• [Goal] Without the pictures, set down every line of the data exactly.

* Start Supplied material *

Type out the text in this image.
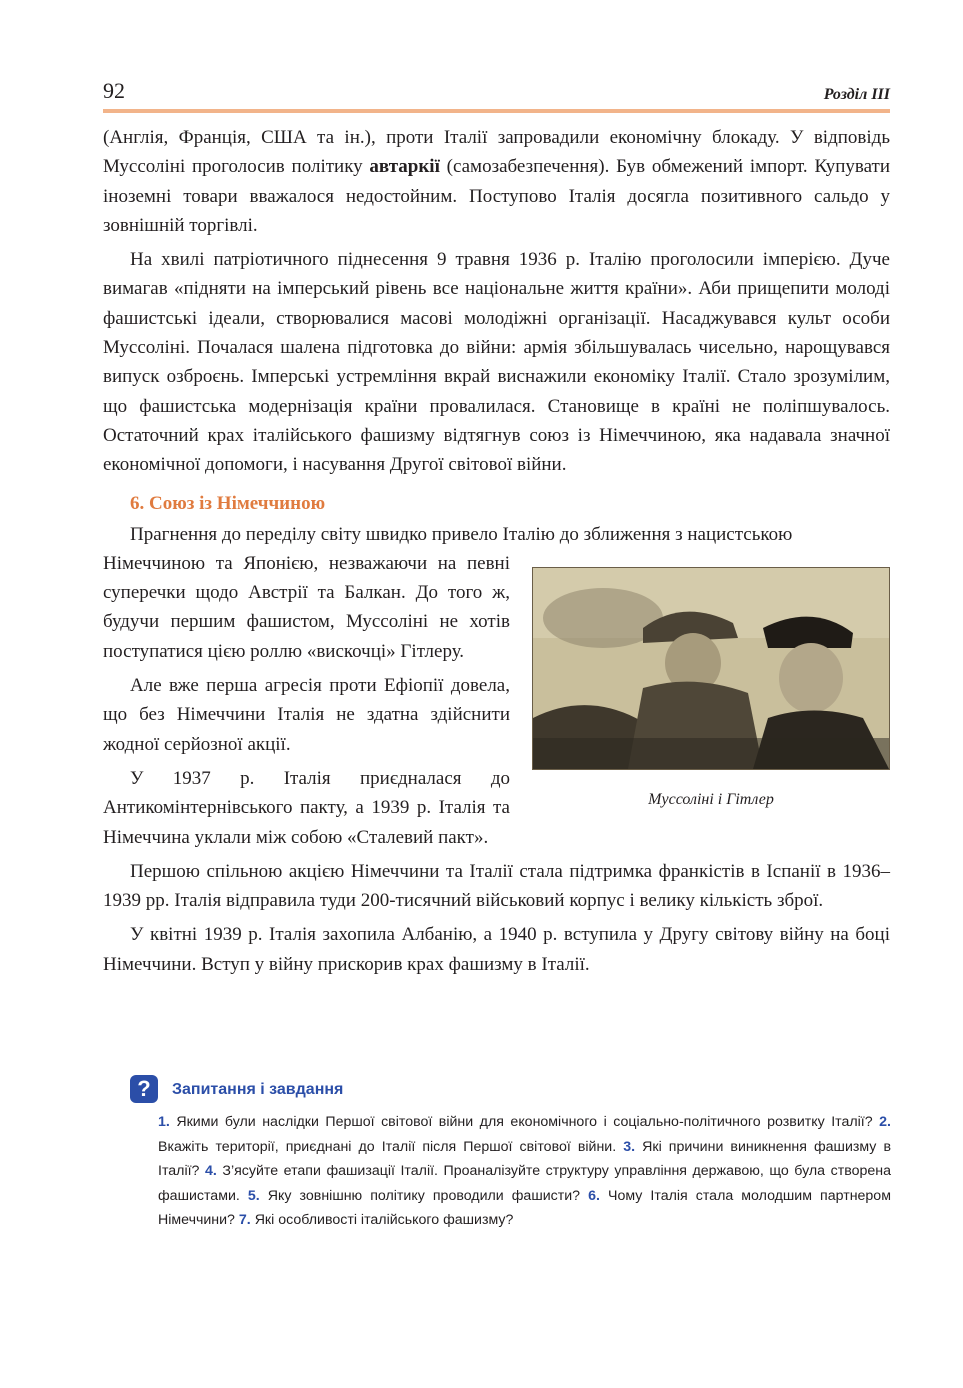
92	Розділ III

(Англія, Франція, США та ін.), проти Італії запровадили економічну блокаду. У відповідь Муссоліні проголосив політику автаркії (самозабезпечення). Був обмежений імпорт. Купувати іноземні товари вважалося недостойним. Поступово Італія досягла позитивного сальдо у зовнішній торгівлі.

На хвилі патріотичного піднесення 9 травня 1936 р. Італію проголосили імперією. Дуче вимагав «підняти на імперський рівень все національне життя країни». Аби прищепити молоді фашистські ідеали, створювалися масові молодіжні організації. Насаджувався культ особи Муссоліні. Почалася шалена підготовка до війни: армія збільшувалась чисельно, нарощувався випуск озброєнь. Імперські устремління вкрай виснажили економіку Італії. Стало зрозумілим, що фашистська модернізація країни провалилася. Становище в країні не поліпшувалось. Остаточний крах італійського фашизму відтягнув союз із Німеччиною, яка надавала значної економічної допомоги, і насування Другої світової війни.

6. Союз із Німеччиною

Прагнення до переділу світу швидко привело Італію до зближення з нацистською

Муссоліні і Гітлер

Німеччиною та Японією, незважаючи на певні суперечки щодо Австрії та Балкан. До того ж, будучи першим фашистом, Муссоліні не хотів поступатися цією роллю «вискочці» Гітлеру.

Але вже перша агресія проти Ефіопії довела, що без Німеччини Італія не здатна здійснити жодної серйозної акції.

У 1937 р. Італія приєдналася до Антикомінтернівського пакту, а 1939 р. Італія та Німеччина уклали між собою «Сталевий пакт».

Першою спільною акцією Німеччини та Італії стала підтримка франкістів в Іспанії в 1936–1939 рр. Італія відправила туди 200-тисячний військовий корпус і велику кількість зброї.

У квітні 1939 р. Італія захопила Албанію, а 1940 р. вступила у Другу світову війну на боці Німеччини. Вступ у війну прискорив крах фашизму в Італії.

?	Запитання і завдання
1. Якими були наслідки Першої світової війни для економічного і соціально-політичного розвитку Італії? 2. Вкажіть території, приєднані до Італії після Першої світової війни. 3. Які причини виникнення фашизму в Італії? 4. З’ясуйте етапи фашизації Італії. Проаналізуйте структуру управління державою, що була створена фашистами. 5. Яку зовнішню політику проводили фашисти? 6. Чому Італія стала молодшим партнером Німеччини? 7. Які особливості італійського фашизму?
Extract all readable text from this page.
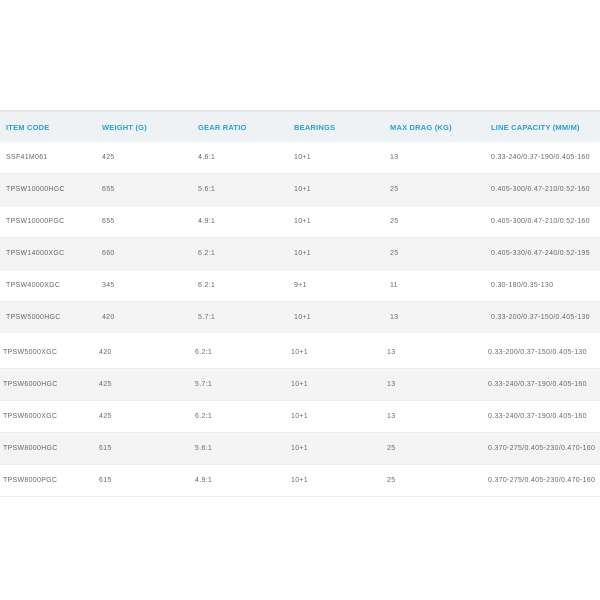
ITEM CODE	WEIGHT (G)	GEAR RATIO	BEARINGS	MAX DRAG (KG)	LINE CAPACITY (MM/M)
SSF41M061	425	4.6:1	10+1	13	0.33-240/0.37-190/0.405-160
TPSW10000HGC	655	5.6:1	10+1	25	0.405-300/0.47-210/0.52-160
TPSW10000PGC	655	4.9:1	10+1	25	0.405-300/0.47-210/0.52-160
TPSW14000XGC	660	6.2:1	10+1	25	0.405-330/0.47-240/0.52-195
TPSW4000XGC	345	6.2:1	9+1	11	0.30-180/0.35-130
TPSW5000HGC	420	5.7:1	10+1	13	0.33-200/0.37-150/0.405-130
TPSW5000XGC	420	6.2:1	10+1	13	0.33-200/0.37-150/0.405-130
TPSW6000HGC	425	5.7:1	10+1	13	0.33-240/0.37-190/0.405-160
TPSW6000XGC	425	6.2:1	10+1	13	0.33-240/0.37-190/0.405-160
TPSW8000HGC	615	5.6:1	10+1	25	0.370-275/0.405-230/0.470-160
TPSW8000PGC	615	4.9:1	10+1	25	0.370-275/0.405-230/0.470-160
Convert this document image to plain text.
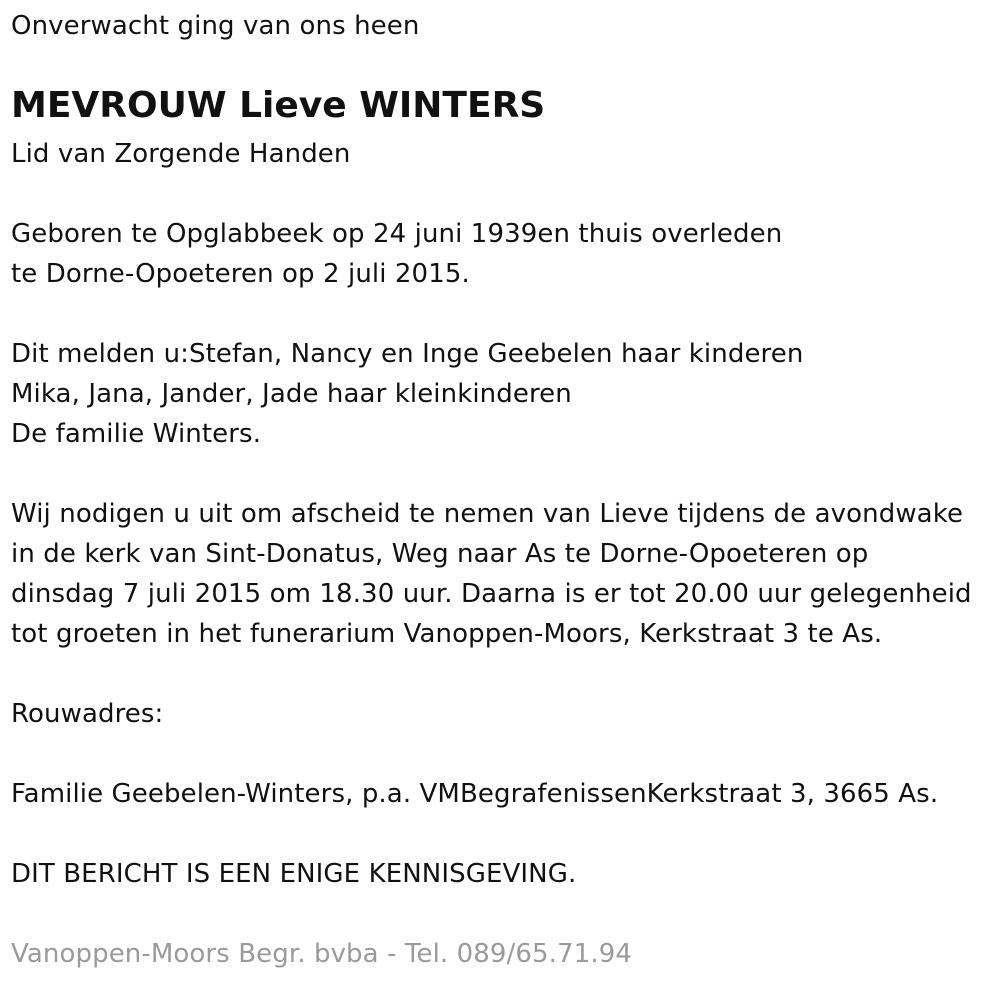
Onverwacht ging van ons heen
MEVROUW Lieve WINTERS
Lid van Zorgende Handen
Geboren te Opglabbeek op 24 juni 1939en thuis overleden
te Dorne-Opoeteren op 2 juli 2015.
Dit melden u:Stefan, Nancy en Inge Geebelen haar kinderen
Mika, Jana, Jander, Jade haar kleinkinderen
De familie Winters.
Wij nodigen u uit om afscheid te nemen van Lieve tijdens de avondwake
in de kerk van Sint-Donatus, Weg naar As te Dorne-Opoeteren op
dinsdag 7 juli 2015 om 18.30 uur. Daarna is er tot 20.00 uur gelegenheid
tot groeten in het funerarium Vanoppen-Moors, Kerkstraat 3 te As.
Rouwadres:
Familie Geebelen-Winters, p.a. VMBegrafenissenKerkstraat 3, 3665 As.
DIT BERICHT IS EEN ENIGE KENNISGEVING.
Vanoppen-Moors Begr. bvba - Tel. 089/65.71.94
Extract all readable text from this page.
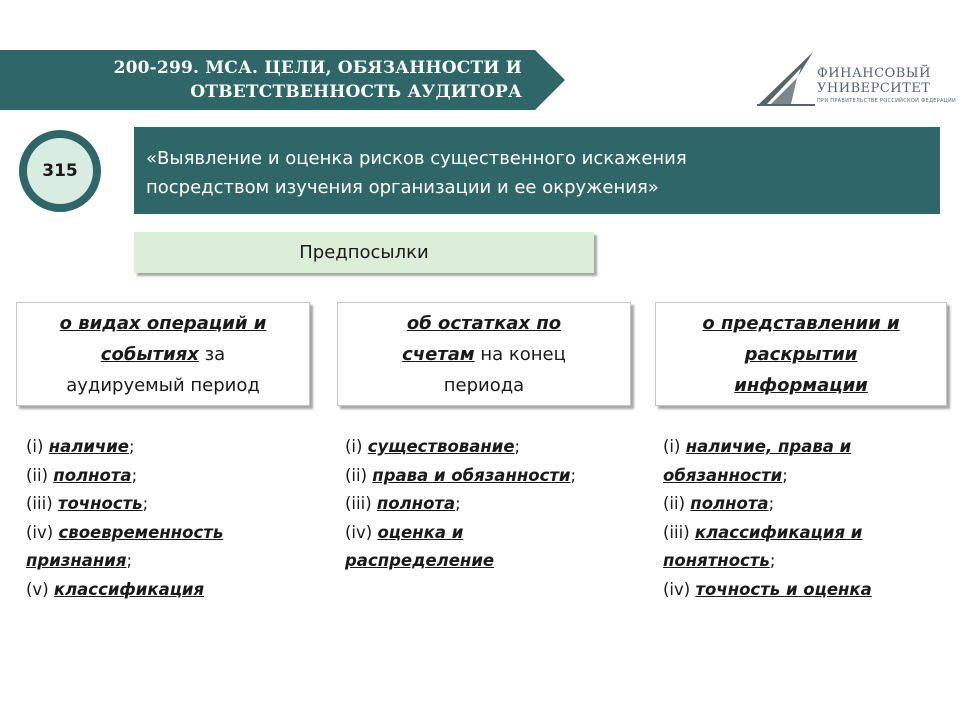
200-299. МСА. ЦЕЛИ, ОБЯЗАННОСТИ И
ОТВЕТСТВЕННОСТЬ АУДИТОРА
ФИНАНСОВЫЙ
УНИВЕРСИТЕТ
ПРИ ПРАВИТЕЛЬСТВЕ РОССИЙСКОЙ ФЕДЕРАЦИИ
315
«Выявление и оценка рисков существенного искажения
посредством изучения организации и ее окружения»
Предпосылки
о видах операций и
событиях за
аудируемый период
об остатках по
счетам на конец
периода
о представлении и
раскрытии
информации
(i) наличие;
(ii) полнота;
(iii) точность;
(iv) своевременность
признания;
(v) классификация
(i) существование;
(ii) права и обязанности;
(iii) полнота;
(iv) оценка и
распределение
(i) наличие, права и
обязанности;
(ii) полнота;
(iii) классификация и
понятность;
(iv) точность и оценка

* End Supplied material *

• [Task result]
Type out the text in this image.
92	Розділ III

(Англія, Франція, США та ін.), проти Італії запровадили економічну блокаду. У відповідь Муссоліні проголосив політику автаркії (самозабезпечення). Був обмежений імпорт. Купувати іноземні товари вважалося недостойним. Поступово Італія досягла позитивного сальдо у зовнішній торгівлі.

На хвилі патріотичного піднесення 9 травня 1936 р. Італію проголосили імперією. Дуче вимагав «підняти на імперський рівень все національне життя країни». Аби прищепити молоді фашистські ідеали, створювалися масові молодіжні організації. Насаджувався культ особи Муссоліні. Почалася шалена підготовка до війни: армія збільшувалась чисельно, нарощувався випуск озброєнь. Імперські устремління вкрай виснажили економіку Італії. Стало зрозумілим, що фашистська модернізація країни провалилася. Становище в країні не поліпшувалось. Остаточний крах італійського фашизму відтягнув союз із Німеччиною, яка надавала значної економічної допомоги, і насування Другої світової війни.

6. Союз із Німеччиною

Прагнення до переділу світу швидко привело Італію до зближення з нацистською

Муссоліні і Гітлер

Німеччиною та Японією, незважаючи на певні суперечки щодо Австрії та Балкан. До того ж, будучи першим фашистом, Муссоліні не хотів поступатися цією роллю «вискочці» Гітлеру.

Але вже перша агресія проти Ефіопії довела, що без Німеччини Італія не здатна здійснити жодної серйозної акції.

У 1937 р. Італія приєдналася до Антикомінтернівського пакту, а 1939 р. Італія та Німеччина уклали між собою «Сталевий пакт».

Першою спільною акцією Німеччини та Італії стала підтримка франкістів в Іспанії в 1936–1939 рр. Італія відправила туди 200-тисячний військовий корпус і велику кількість зброї.

У квітні 1939 р. Італія захопила Албанію, а 1940 р. вступила у Другу світову війну на боці Німеччини. Вступ у війну прискорив крах фашизму в Італії.

?	Запитання і завдання
1. Якими були наслідки Першої світової війни для економічного і соціально-політичного розвитку Італії? 2. Вкажіть території, приєднані до Італії після Першої світової війни. 3. Які причини виникнення фашизму в Італії? 4. З’ясуйте етапи фашизації Італії. Проаналізуйте структуру управління державою, що була створена фашистами. 5. Яку зовнішню політику проводили фашисти? 6. Чому Італія стала молодшим партнером Німеччини? 7. Які особливості італійського фашизму?
Extract all readable text from this page.
ITEM CODE	WEIGHT (G)	GEAR RATIO	BEARINGS	MAX DRAG (KG)	LINE CAPACITY (MM/M)
SSF41M061	425	4.6:1	10+1	13	0.33-240/0.37-190/0.405-160
TPSW10000HGC	655	5.6:1	10+1	25	0.405-300/0.47-210/0.52-160
TPSW10000PGC	655	4.9:1	10+1	25	0.405-300/0.47-210/0.52-160
TPSW14000XGC	660	6.2:1	10+1	25	0.405-330/0.47-240/0.52-195
TPSW4000XGC	345	6.2:1	9+1	11	0.30-180/0.35-130
TPSW5000HGC	420	5.7:1	10+1	13	0.33-200/0.37-150/0.405-130
TPSW5000XGC	420	6.2:1	10+1	13	0.33-200/0.37-150/0.405-130
TPSW6000HGC	425	5.7:1	10+1	13	0.33-240/0.37-190/0.405-160
TPSW6000XGC	425	6.2:1	10+1	13	0.33-240/0.37-190/0.405-160
TPSW8000HGC	615	5.6:1	10+1	25	0.370-275/0.405-230/0.470-160
TPSW8000PGC	615	4.9:1	10+1	25	0.370-275/0.405-230/0.470-160
Convert this document image to plain text.
Onverwacht ging van ons heen
MEVROUW Lieve WINTERS
Lid van Zorgende Handen
Geboren te Opglabbeek op 24 juni 1939en thuis overleden
te Dorne-Opoeteren op 2 juli 2015.
Dit melden u:Stefan, Nancy en Inge Geebelen haar kinderen
Mika, Jana, Jander, Jade haar kleinkinderen
De familie Winters.
Wij nodigen u uit om afscheid te nemen van Lieve tijdens de avondwake
in de kerk van Sint-Donatus, Weg naar As te Dorne-Opoeteren op
dinsdag 7 juli 2015 om 18.30 uur. Daarna is er tot 20.00 uur gelegenheid
tot groeten in het funerarium Vanoppen-Moors, Kerkstraat 3 te As.
Rouwadres:
Familie Geebelen-Winters, p.a. VMBegrafenissenKerkstraat 3, 3665 As.
DIT BERICHT IS EEN ENIGE KENNISGEVING.
Vanoppen-Moors Begr. bvba - Tel. 089/65.71.94
Extract all readable text from this page.
200-299. МСА. ЦЕЛИ, ОБЯЗАННОСТИ И
ОТВЕТСТВЕННОСТЬ АУДИТОРА
ФИНАНСОВЫЙ
УНИВЕРСИТЕТ
ПРИ ПРАВИТЕЛЬСТВЕ РОССИЙСКОЙ ФЕДЕРАЦИИ
315
«Выявление и оценка рисков существенного искажения
посредством изучения организации и ее окружения»
Предпосылки
о видах операций и
событиях за
аудируемый период
об остатках по
счетам на конец
периода
о представлении и
раскрытии
информации
(i) наличие;
(ii) полнота;
(iii) точность;
(iv) своевременность
признания;
(v) классификация
(i) существование;
(ii) права и обязанности;
(iii) полнота;
(iv) оценка и
распределение
(i) наличие, права и
обязанности;
(ii) полнота;
(iii) классификация и
понятность;
(iv) точность и оценка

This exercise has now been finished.